- Work to complete
The listing below must be repeated word for word, with its images excluded.

Records excerpted from a collection:
[BEGIN]

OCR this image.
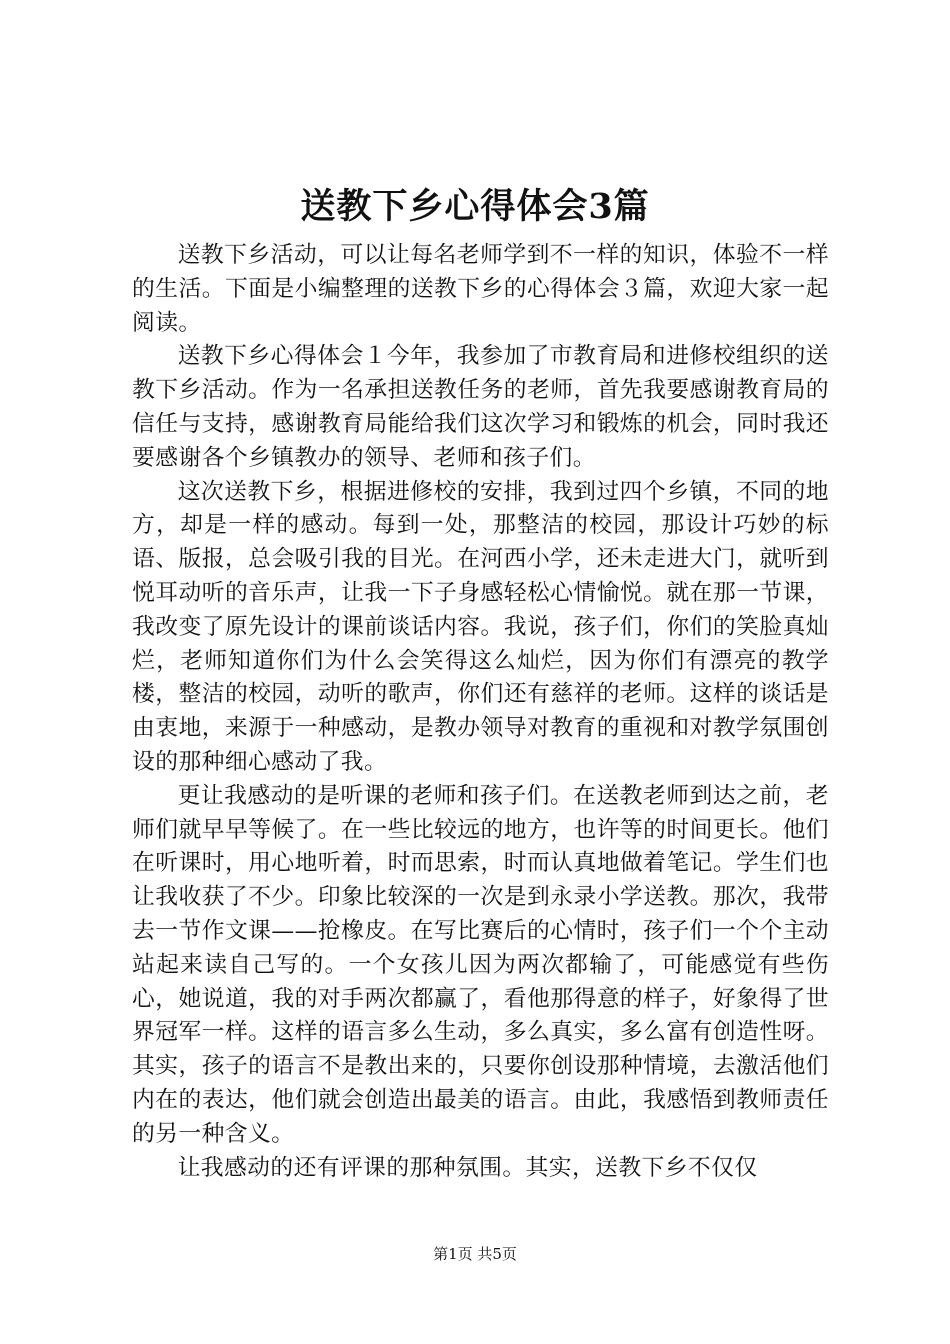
送教下乡心得体会3篇

送教下乡活动，可以让每名老师学到不一样的知识，体验不一样的生活。下面是小编整理的送教下乡的心得体会３篇，欢迎大家一起阅读。

送教下乡心得体会１今年，我参加了市教育局和进修校组织的送教下乡活动。作为一名承担送教任务的老师，首先我要感谢教育局的信任与支持，感谢教育局能给我们这次学习和锻炼的机会，同时我还要感谢各个乡镇教办的领导、老师和孩子们。

这次送教下乡，根据进修校的安排，我到过四个乡镇，不同的地方，却是一样的感动。每到一处，那整洁的校园，那设计巧妙的标语、版报，总会吸引我的目光。在河西小学，还未走进大门，就听到悦耳动听的音乐声，让我一下子身感轻松心情愉悦。就在那一节课，我改变了原先设计的课前谈话内容。我说，孩子们，你们的笑脸真灿烂，老师知道你们为什么会笑得这么灿烂，因为你们有漂亮的教学楼，整洁的校园，动听的歌声，你们还有慈祥的老师。这样的谈话是由衷地，来源于一种感动，是教办领导对教育的重视和对教学氛围创设的那种细心感动了我。

更让我感动的是听课的老师和孩子们。在送教老师到达之前，老师们就早早等候了。在一些比较远的地方，也许等的时间更长。他们在听课时，用心地听着，时而思索，时而认真地做着笔记。学生们也让我收获了不少。印象比较深的一次是到永录小学送教。那次，我带去一节作文课——抢橡皮。在写比赛后的心情时，孩子们一个个主动站起来读自己写的。一个女孩儿因为两次都输了，可能感觉有些伤心，她说道，我的对手两次都赢了，看他那得意的样子，好象得了世界冠军一样。这样的语言多么生动，多么真实，多么富有创造性呀。其实，孩子的语言不是教出来的，只要你创设那种情境，去激活他们内在的表达，他们就会创造出最美的语言。由此，我感悟到教师责任的另一种含义。

让我感动的还有评课的那种氛围。其实，送教下乡不仅仅

第1页 共5页
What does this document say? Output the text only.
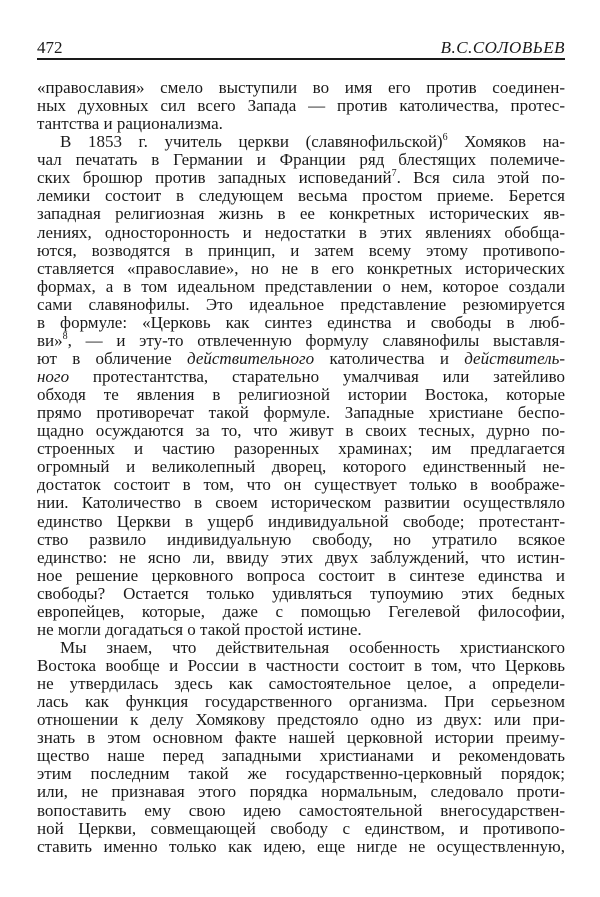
472	В.С.СОЛОВЬЕВ
«православия» смело выступили во имя его против соединен-
ных духовных сил всего Запада — против католичества, протес-
тантства и рационализма.
В 1853 г. учитель церкви (славянофильской)$^6$ Хомяков на-
чал печатать в Германии и Франции ряд блестящих полемиче-
ских брошюр против западных исповеданий$^7$. Вся сила этой по-
лемики состоит в следующем весьма простом приеме. Берется
западная религиозная жизнь в ее конкретных исторических яв-
лениях, односторонность и недостатки в этих явлениях обобща-
ются, возводятся в принцип, и затем всему этому противопо-
ставляется «православие», но не в его конкретных исторических
формах, а в том идеальном представлении о нем, которое создали
сами славянофилы. Это идеальное представление резюмируется
в формуле: «Церковь как синтез единства и свободы в люб-
ви»$^8$, — и эту-то отвлеченную формулу славянофилы выставля-
ют в обличение действительного католичества и действитель-
ного протестантства, старательно умалчивая или затейливо
обходя те явления в религиозной истории Востока, которые
прямо противоречат такой формуле. Западные христиане беспо-
щадно осуждаются за то, что живут в своих тесных, дурно по-
строенных и частию разоренных храминах; им предлагается
огромный и великолепный дворец, которого единственный не-
достаток состоит в том, что он существует только в воображе-
нии. Католичество в своем историческом развитии осуществляло
единство Церкви в ущерб индивидуальной свободе; протестант-
ство развило индивидуальную свободу, но утратило всякое
единство: не ясно ли, ввиду этих двух заблуждений, что истин-
ное решение церковного вопроса состоит в синтезе единства и
свободы? Остается только удивляться тупоумию этих бедных
европейцев, которые, даже с помощью Гегелевой философии,
не могли догадаться о такой простой истине.
Мы знаем, что действительная особенность христианского
Востока вообще и России в частности состоит в том, что Церковь
не утвердилась здесь как самостоятельное целое, а определи-
лась как функция государственного организма. При серьезном
отношении к делу Хомякову предстояло одно из двух: или при-
знать в этом основном факте нашей церковной истории преиму-
щество наше перед западными христианами и рекомендовать
этим последним такой же государственно-церковный порядок;
или, не признавая этого порядка нормальным, следовало проти-
вопоставить ему свою идею самостоятельной внегосударствен-
ной Церкви, совмещающей свободу с единством, и противопо-
ставить именно только как идею, еще нигде не осуществленную,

[END]

- Written reply
OCR this image.
送教下乡心得体会3篇

送教下乡活动，可以让每名老师学到不一样的知识，体验不一样的生活。下面是小编整理的送教下乡的心得体会３篇，欢迎大家一起阅读。

送教下乡心得体会１今年，我参加了市教育局和进修校组织的送教下乡活动。作为一名承担送教任务的老师，首先我要感谢教育局的信任与支持，感谢教育局能给我们这次学习和锻炼的机会，同时我还要感谢各个乡镇教办的领导、老师和孩子们。

这次送教下乡，根据进修校的安排，我到过四个乡镇，不同的地方，却是一样的感动。每到一处，那整洁的校园，那设计巧妙的标语、版报，总会吸引我的目光。在河西小学，还未走进大门，就听到悦耳动听的音乐声，让我一下子身感轻松心情愉悦。就在那一节课，我改变了原先设计的课前谈话内容。我说，孩子们，你们的笑脸真灿烂，老师知道你们为什么会笑得这么灿烂，因为你们有漂亮的教学楼，整洁的校园，动听的歌声，你们还有慈祥的老师。这样的谈话是由衷地，来源于一种感动，是教办领导对教育的重视和对教学氛围创设的那种细心感动了我。

更让我感动的是听课的老师和孩子们。在送教老师到达之前，老师们就早早等候了。在一些比较远的地方，也许等的时间更长。他们在听课时，用心地听着，时而思索，时而认真地做着笔记。学生们也让我收获了不少。印象比较深的一次是到永录小学送教。那次，我带去一节作文课——抢橡皮。在写比赛后的心情时，孩子们一个个主动站起来读自己写的。一个女孩儿因为两次都输了，可能感觉有些伤心，她说道，我的对手两次都赢了，看他那得意的样子，好象得了世界冠军一样。这样的语言多么生动，多么真实，多么富有创造性呀。其实，孩子的语言不是教出来的，只要你创设那种情境，去激活他们内在的表达，他们就会创造出最美的语言。由此，我感悟到教师责任的另一种含义。

让我感动的还有评课的那种氛围。其实，送教下乡不仅仅

第1页 共5页
What does this document say? Output the text only.
472	В.С.СОЛОВЬЕВ
«православия» смело выступили во имя его против соединен-
ных духовных сил всего Запада — против католичества, протес-
тантства и рационализма.
В 1853 г. учитель церкви (славянофильской)$^6$ Хомяков на-
чал печатать в Германии и Франции ряд блестящих полемиче-
ских брошюр против западных исповеданий$^7$. Вся сила этой по-
лемики состоит в следующем весьма простом приеме. Берется
западная религиозная жизнь в ее конкретных исторических яв-
лениях, односторонность и недостатки в этих явлениях обобща-
ются, возводятся в принцип, и затем всему этому противопо-
ставляется «православие», но не в его конкретных исторических
формах, а в том идеальном представлении о нем, которое создали
сами славянофилы. Это идеальное представление резюмируется
в формуле: «Церковь как синтез единства и свободы в люб-
ви»$^8$, — и эту-то отвлеченную формулу славянофилы выставля-
ют в обличение действительного католичества и действитель-
ного протестантства, старательно умалчивая или затейливо
обходя те явления в религиозной истории Востока, которые
прямо противоречат такой формуле. Западные христиане беспо-
щадно осуждаются за то, что живут в своих тесных, дурно по-
строенных и частию разоренных храминах; им предлагается
огромный и великолепный дворец, которого единственный не-
достаток состоит в том, что он существует только в воображе-
нии. Католичество в своем историческом развитии осуществляло
единство Церкви в ущерб индивидуальной свободе; протестант-
ство развило индивидуальную свободу, но утратило всякое
единство: не ясно ли, ввиду этих двух заблуждений, что истин-
ное решение церковного вопроса состоит в синтезе единства и
свободы? Остается только удивляться тупоумию этих бедных
европейцев, которые, даже с помощью Гегелевой философии,
не могли догадаться о такой простой истине.
Мы знаем, что действительная особенность христианского
Востока вообще и России в частности состоит в том, что Церковь
не утвердилась здесь как самостоятельное целое, а определи-
лась как функция государственного организма. При серьезном
отношении к делу Хомякову предстояло одно из двух: или при-
знать в этом основном факте нашей церковной истории преиму-
щество наше перед западными христианами и рекомендовать
этим последним такой же государственно-церковный порядок;
или, не признавая этого порядка нормальным, следовало проти-
вопоставить ему свою идею самостоятельной внегосударствен-
ной Церкви, совмещающей свободу с единством, и противопо-
ставить именно только как идею, еще нигде не осуществленную,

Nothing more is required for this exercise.